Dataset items
------------------------------------------------

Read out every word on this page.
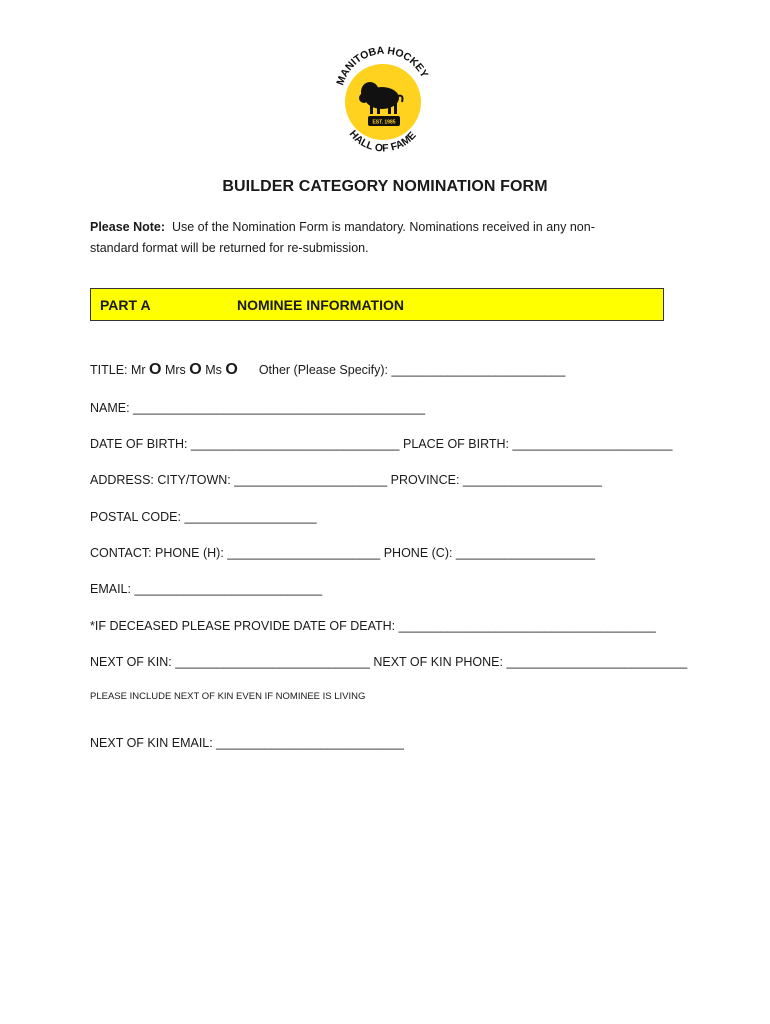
EST. 1985
MANITOBA HOCKEY
HALL OF FAME
BUILDER CATEGORY NOMINATION FORM
Please Note: Use of the Nomination Form is mandatory. Nominations received in any non-
standard format will be returned for re-submission.
PART A	NOMINEE INFORMATION
TITLE: Mr O Mrs O Ms O Other (Please Specify): _________________________
NAME: __________________________________________
DATE OF BIRTH: ______________________________ PLACE OF BIRTH: _______________________
ADDRESS: CITY/TOWN: ______________________ PROVINCE: ____________________
POSTAL CODE: ___________________
CONTACT: PHONE (H): ______________________ PHONE (C): ____________________
EMAIL: ___________________________
*IF DECEASED PLEASE PROVIDE DATE OF DEATH: _____________________________________
NEXT OF KIN: ____________________________ NEXT OF KIN PHONE: __________________________
PLEASE INCLUDE NEXT OF KIN EVEN IF NOMINEE IS LIVING
NEXT OF KIN EMAIL: ___________________________
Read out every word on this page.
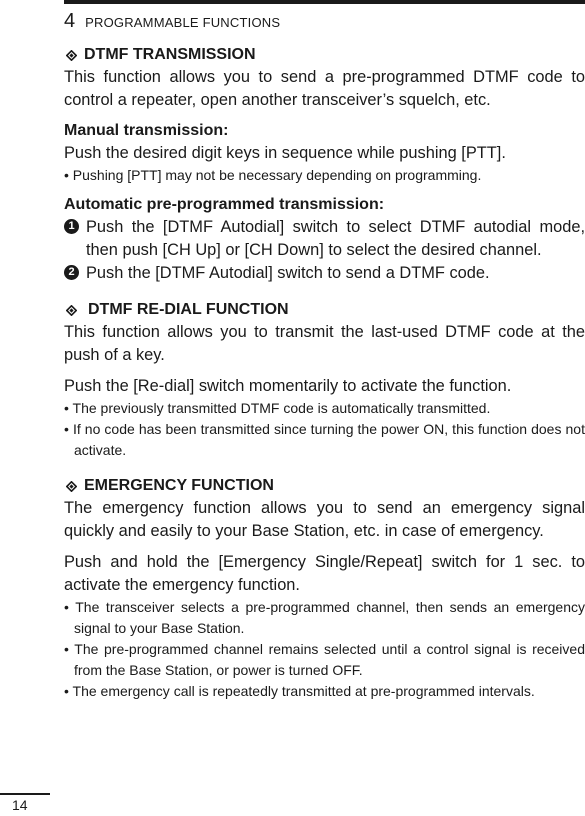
4 PROGRAMMABLE FUNCTIONS
DTMF TRANSMISSION

This function allows you to send a pre-programmed DTMF code to control a repeater, open another transceiver’s squelch, etc.

Manual transmission:
Push the desired digit keys in sequence while pushing [PTT].
• Pushing [PTT] may not be necessary depending on programming.
Automatic pre-programmed transmission:
1 Push the [DTMF Autodial] switch to select DTMF autodial mode, then push [CH Up] or [CH Down] to select the desired channel.
2 Push the [DTMF Autodial] switch to send a DTMF code.
DTMF RE-DIAL FUNCTION

This function allows you to transmit the last-used DTMF code at the push of a key.

Push the [Re-dial] switch momentarily to activate the function.
• The previously transmitted DTMF code is automatically transmitted.
• If no code has been transmitted since turning the power ON, this function does not activate.
EMERGENCY FUNCTION

The emergency function allows you to send an emergency signal quickly and easily to your Base Station, etc. in case of emergency.

Push and hold the [Emergency Single/Repeat] switch for 1 sec. to activate the emergency function.
• The transceiver selects a pre-programmed channel, then sends an emergency signal to your Base Station.
• The pre-programmed channel remains selected until a control signal is received from the Base Station, or power is turned OFF.
• The emergency call is repeatedly transmitted at pre-programmed intervals.
14
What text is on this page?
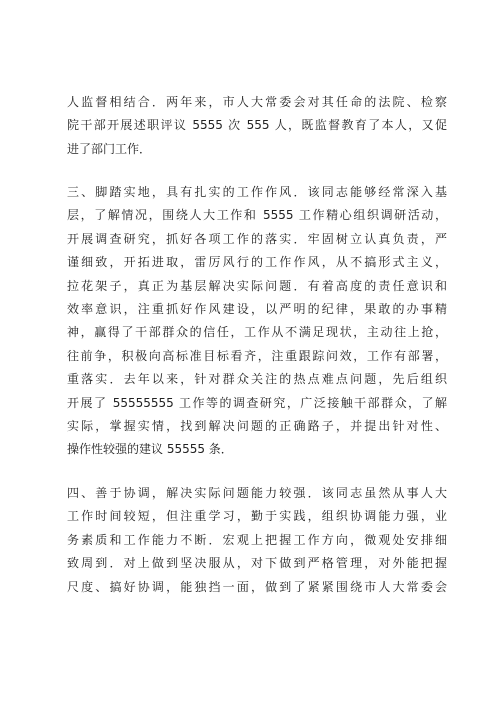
人监督相结合．两年来，市人大常委会对其任命的法院、检察
院干部开展述职评议 5555 次 555 人，既监督教育了本人，又促
进了部门工作．

三、脚踏实地，具有扎实的工作作风．该同志能够经常深入基
层，了解情况，围绕人大工作和 5555 工作精心组织调研活动，
开展调查研究，抓好各项工作的落实．牢固树立认真负责，严
谨细致，开拓进取，雷厉风行的工作作风，从不搞形式主义，
拉花架子，真正为基层解决实际问题．有着高度的责任意识和
效率意识，注重抓好作风建设，以严明的纪律，果敢的办事精
神，赢得了干部群众的信任，工作从不满足现状，主动往上抢，
往前争，积极向高标准目标看齐，注重跟踪问效，工作有部署，
重落实．去年以来，针对群众关注的热点难点问题，先后组织
开展了 55555555 工作等的调查研究，广泛接触干部群众，了解
实际，掌握实情，找到解决问题的正确路子，并提出针对性、
操作性较强的建议 55555 条．

四、善于协调，解决实际问题能力较强．该同志虽然从事人大
工作时间较短，但注重学习，勤于实践，组织协调能力强，业
务素质和工作能力不断．宏观上把握工作方向，微观处安排细
致周到．对上做到坚决服从，对下做到严格管理，对外能把握
尺度、搞好协调，能独挡一面，做到了紧紧围绕市人大常委会
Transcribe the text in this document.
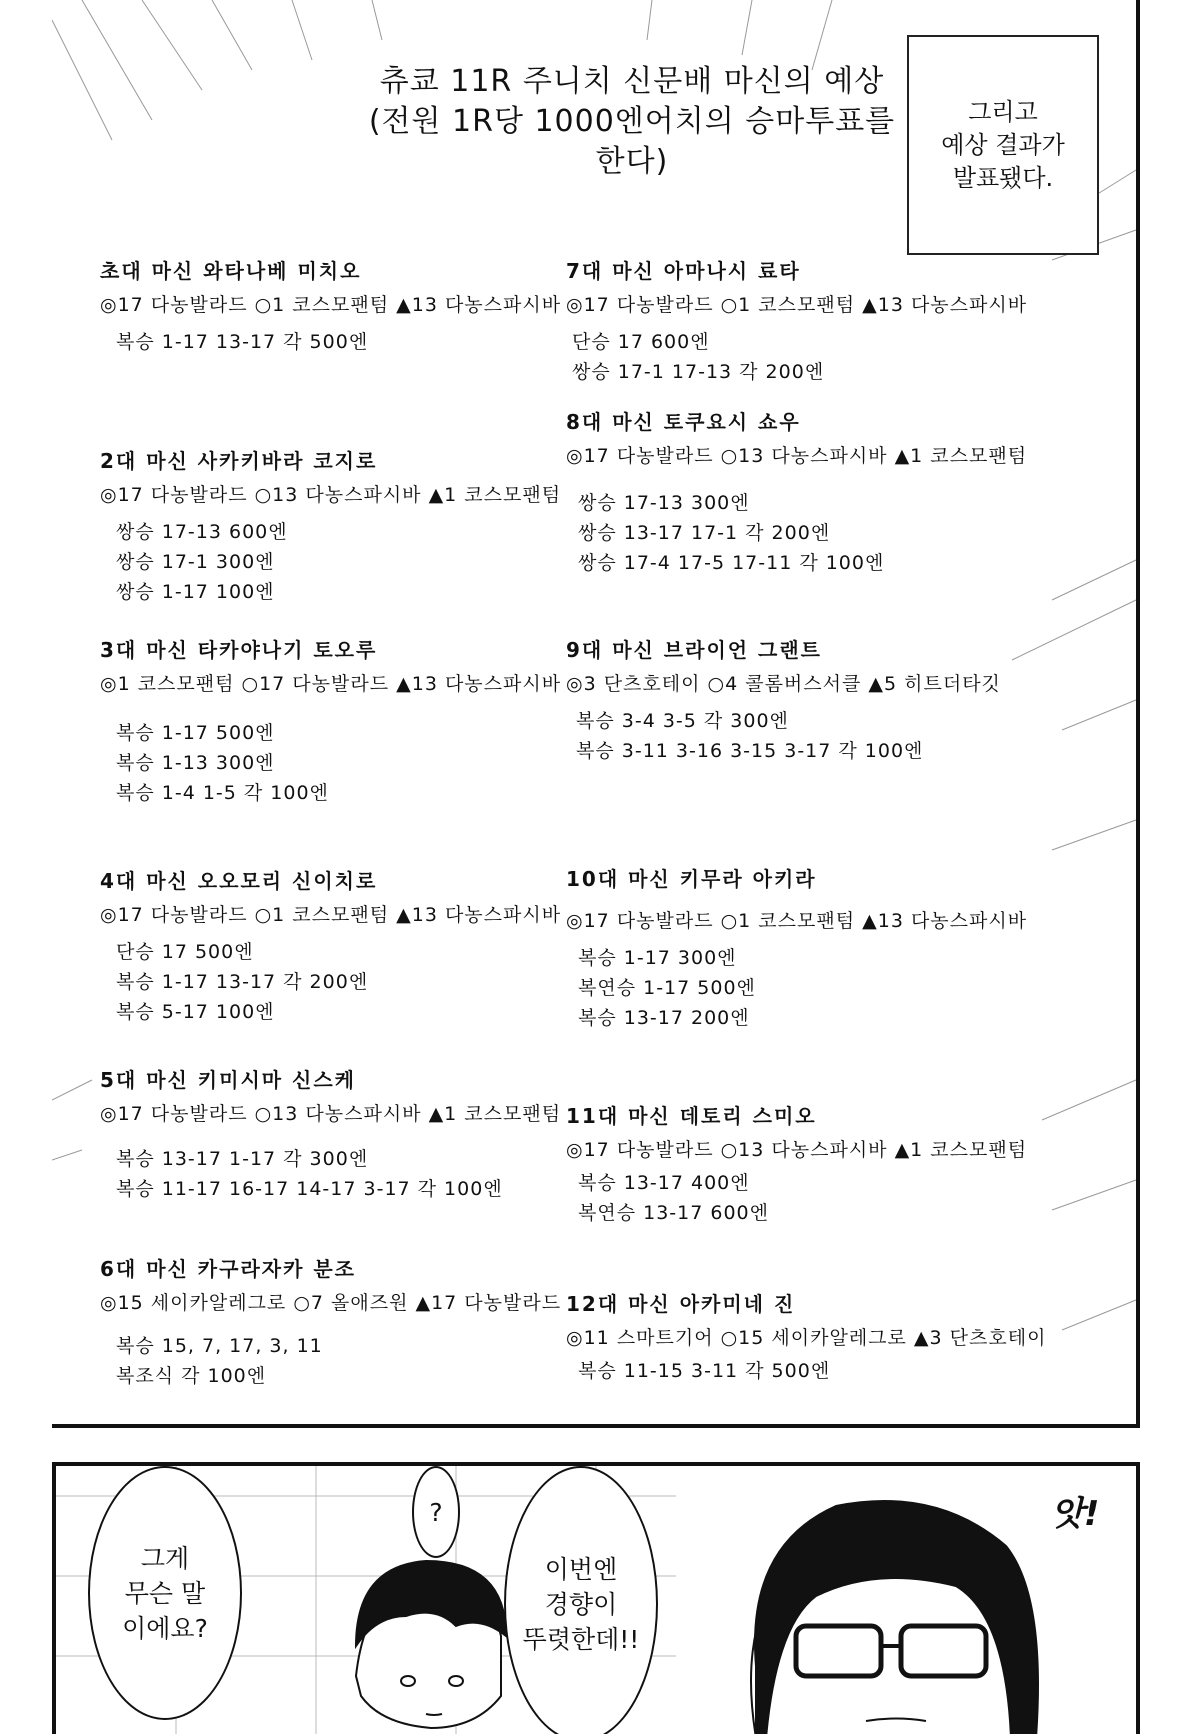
츄쿄 11R 주니치 신문배 마신의 예상
(전원 1R당 1000엔어치의 승마투표를 한다)
그리고
예상 결과가
발표됐다.
초대 마신 와타나베 미치오
◎17 다농발라드 ○1 코스모팬텀 ▲13 다농스파시바
복승 1-17 13-17 각 500엔
2대 마신 사카키바라 코지로
◎17 다농발라드 ○13 다농스파시바 ▲1 코스모팬텀
쌍승 17-13 600엔
쌍승 17-1 300엔
쌍승 1-17 100엔
3대 마신 타카야나기 토오루
◎1 코스모팬텀 ○17 다농발라드 ▲13 다농스파시바
복승 1-17 500엔
복승 1-13 300엔
복승 1-4 1-5 각 100엔
4대 마신 오오모리 신이치로
◎17 다농발라드 ○1 코스모팬텀 ▲13 다농스파시바
단승 17 500엔
복승 1-17 13-17 각 200엔
복승 5-17 100엔
5대 마신 키미시마 신스케
◎17 다농발라드 ○13 다농스파시바 ▲1 코스모팬텀
복승 13-17 1-17 각 300엔
복승 11-17 16-17 14-17 3-17 각 100엔
6대 마신 카구라자카 분조
◎15 세이카알레그로 ○7 올애즈원 ▲17 다농발라드
복승 15, 7, 17, 3, 11
복조식 각 100엔
7대 마신 아마나시 료타
◎17 다농발라드 ○1 코스모팬텀 ▲13 다농스파시바
단승 17 600엔
쌍승 17-1 17-13 각 200엔
8대 마신 토쿠요시 쇼우
◎17 다농발라드 ○13 다농스파시바 ▲1 코스모팬텀
쌍승 17-13 300엔
쌍승 13-17 17-1 각 200엔
쌍승 17-4 17-5 17-11 각 100엔
9대 마신 브라이언 그랜트
◎3 단츠호테이 ○4 콜롬버스서클 ▲5 히트더타깃
복승 3-4 3-5 각 300엔
복승 3-11 3-16 3-15 3-17 각 100엔
10대 마신 키무라 아키라
◎17 다농발라드 ○1 코스모팬텀 ▲13 다농스파시바
복승 1-17 300엔
복연승 1-17 500엔
복승 13-17 200엔
11대 마신 데토리 스미오
◎17 다농발라드 ○13 다농스파시바 ▲1 코스모팬텀
복승 13-17 400엔
복연승 13-17 600엔
12대 마신 아카미네 진
◎11 스마트기어 ○15 세이카알레그로 ▲3 단츠호테이
복승 11-15 3-11 각 500엔
그게
무슨 말
이에요?
?
이번엔
경향이
뚜렷한데!!
앗!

------------------------------------------------

■ Your goal: Transcribe every entry word for word, but skip the pictures.

■ Problem solution:
Read out every word on this page.
EST. 1985
MANITOBA HOCKEY
HALL OF FAME
BUILDER CATEGORY NOMINATION FORM
Please Note: Use of the Nomination Form is mandatory. Nominations received in any non-
standard format will be returned for re-submission.
PART A	NOMINEE INFORMATION
TITLE: Mr O Mrs O Ms O Other (Please Specify): _________________________
NAME: __________________________________________
DATE OF BIRTH: ______________________________ PLACE OF BIRTH: _______________________
ADDRESS: CITY/TOWN: ______________________ PROVINCE: ____________________
POSTAL CODE: ___________________
CONTACT: PHONE (H): ______________________ PHONE (C): ____________________
EMAIL: ___________________________
*IF DECEASED PLEASE PROVIDE DATE OF DEATH: _____________________________________
NEXT OF KIN: ____________________________ NEXT OF KIN PHONE: __________________________
PLEASE INCLUDE NEXT OF KIN EVEN IF NOMINEE IS LIVING
NEXT OF KIN EMAIL: ___________________________
Read out every word on this page.
4 PROGRAMMABLE FUNCTIONS
DTMF TRANSMISSION

This function allows you to send a pre-programmed DTMF code to control a repeater, open another transceiver’s squelch, etc.

Manual transmission:
Push the desired digit keys in sequence while pushing [PTT].
• Pushing [PTT] may not be necessary depending on programming.
Automatic pre-programmed transmission:
1 Push the [DTMF Autodial] switch to select DTMF autodial mode, then push [CH Up] or [CH Down] to select the desired channel.
2 Push the [DTMF Autodial] switch to send a DTMF code.
DTMF RE-DIAL FUNCTION

This function allows you to transmit the last-used DTMF code at the push of a key.

Push the [Re-dial] switch momentarily to activate the function.
• The previously transmitted DTMF code is automatically transmitted.
• If no code has been transmitted since turning the power ON, this function does not activate.
EMERGENCY FUNCTION

The emergency function allows you to send an emergency signal quickly and easily to your Base Station, etc. in case of emergency.

Push and hold the [Emergency Single/Repeat] switch for 1 sec. to activate the emergency function.
• The transceiver selects a pre-programmed channel, then sends an emergency signal to your Base Station.
• The pre-programmed channel remains selected until a control signal is received from the Base Station, or power is turned OFF.
• The emergency call is repeatedly transmitted at pre-programmed intervals.
14
What text is on this page?
人监督相结合．两年来，市人大常委会对其任命的法院、检察
院干部开展述职评议 5555 次 555 人，既监督教育了本人，又促
进了部门工作．

三、脚踏实地，具有扎实的工作作风．该同志能够经常深入基
层，了解情况，围绕人大工作和 5555 工作精心组织调研活动，
开展调查研究，抓好各项工作的落实．牢固树立认真负责，严
谨细致，开拓进取，雷厉风行的工作作风，从不搞形式主义，
拉花架子，真正为基层解决实际问题．有着高度的责任意识和
效率意识，注重抓好作风建设，以严明的纪律，果敢的办事精
神，赢得了干部群众的信任，工作从不满足现状，主动往上抢，
往前争，积极向高标准目标看齐，注重跟踪问效，工作有部署，
重落实．去年以来，针对群众关注的热点难点问题，先后组织
开展了 55555555 工作等的调查研究，广泛接触干部群众，了解
实际，掌握实情，找到解决问题的正确路子，并提出针对性、
操作性较强的建议 55555 条．

四、善于协调，解决实际问题能力较强．该同志虽然从事人大
工作时间较短，但注重学习，勤于实践，组织协调能力强，业
务素质和工作能力不断．宏观上把握工作方向，微观处安排细
致周到．对上做到坚决服从，对下做到严格管理，对外能把握
尺度、搞好协调，能独挡一面，做到了紧紧围绕市人大常委会
Transcribe the text in this document.
츄쿄 11R 주니치 신문배 마신의 예상
(전원 1R당 1000엔어치의 승마투표를 한다)
그리고
예상 결과가
발표됐다.
초대 마신 와타나베 미치오
◎17 다농발라드 ○1 코스모팬텀 ▲13 다농스파시바
복승 1-17 13-17 각 500엔
2대 마신 사카키바라 코지로
◎17 다농발라드 ○13 다농스파시바 ▲1 코스모팬텀
쌍승 17-13 600엔
쌍승 17-1 300엔
쌍승 1-17 100엔
3대 마신 타카야나기 토오루
◎1 코스모팬텀 ○17 다농발라드 ▲13 다농스파시바
복승 1-17 500엔
복승 1-13 300엔
복승 1-4 1-5 각 100엔
4대 마신 오오모리 신이치로
◎17 다농발라드 ○1 코스모팬텀 ▲13 다농스파시바
단승 17 500엔
복승 1-17 13-17 각 200엔
복승 5-17 100엔
5대 마신 키미시마 신스케
◎17 다농발라드 ○13 다농스파시바 ▲1 코스모팬텀
복승 13-17 1-17 각 300엔
복승 11-17 16-17 14-17 3-17 각 100엔
6대 마신 카구라자카 분조
◎15 세이카알레그로 ○7 올애즈원 ▲17 다농발라드
복승 15, 7, 17, 3, 11
복조식 각 100엔
7대 마신 아마나시 료타
◎17 다농발라드 ○1 코스모팬텀 ▲13 다농스파시바
단승 17 600엔
쌍승 17-1 17-13 각 200엔
8대 마신 토쿠요시 쇼우
◎17 다농발라드 ○13 다농스파시바 ▲1 코스모팬텀
쌍승 17-13 300엔
쌍승 13-17 17-1 각 200엔
쌍승 17-4 17-5 17-11 각 100엔
9대 마신 브라이언 그랜트
◎3 단츠호테이 ○4 콜롬버스서클 ▲5 히트더타깃
복승 3-4 3-5 각 300엔
복승 3-11 3-16 3-15 3-17 각 100엔
10대 마신 키무라 아키라
◎17 다농발라드 ○1 코스모팬텀 ▲13 다농스파시바
복승 1-17 300엔
복연승 1-17 500엔
복승 13-17 200엔
11대 마신 데토리 스미오
◎17 다농발라드 ○13 다농스파시바 ▲1 코스모팬텀
복승 13-17 400엔
복연승 13-17 600엔
12대 마신 아카미네 진
◎11 스마트기어 ○15 세이카알레그로 ▲3 단츠호테이
복승 11-15 3-11 각 500엔
그게
무슨 말
이에요?
?
이번엔
경향이
뚜렷한데!!
앗!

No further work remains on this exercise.